● **Exercise prompt**
Compile every line that includes the word "Mental".

● **Data in this exercise**

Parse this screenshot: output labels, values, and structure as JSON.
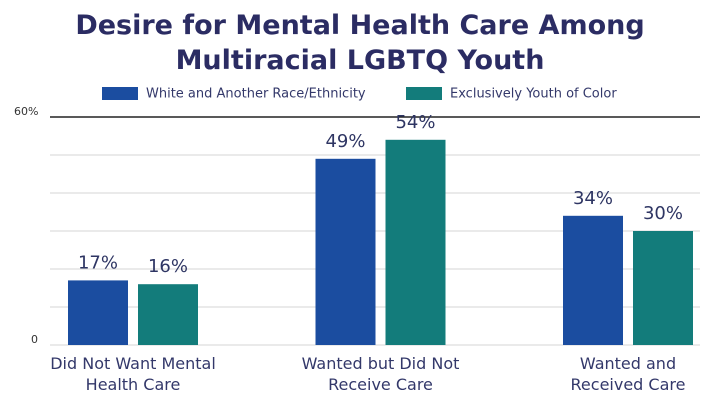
{
  "chart_data": {
    "type": "bar",
    "title": "Desire for Mental Health Care Among Multiracial LGBTQ Youth",
    "categories": [
      "Did Not Want Mental Health Care",
      "Wanted but Did Not Receive Care",
      "Wanted and Received Care"
    ],
    "series": [
      {
        "name": "White and Another Race/Ethnicity",
        "color": "#1b4da0",
        "values": [
          17,
          49,
          34
        ],
        "value_labels": [
          "17%",
          "49%",
          "34%"
        ]
      },
      {
        "name": "Exclusively Youth of Color",
        "color": "#137c7b",
        "values": [
          16,
          54,
          30
        ],
        "value_labels": [
          "16%",
          "54%",
          "30%"
        ]
      }
    ],
    "ylim": [
      0,
      60
    ],
    "yticks": [
      0,
      {
        "value": 60,
        "label": "60%"
      }
    ],
    "grid_lines": [
      10,
      20,
      30,
      40,
      50
    ],
    "grid": true
  }
}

● **In response**
    "title": "Desire for Mental Health Care Among Multiracial LGBTQ Youth",
      "Did Not Want Mental Health Care",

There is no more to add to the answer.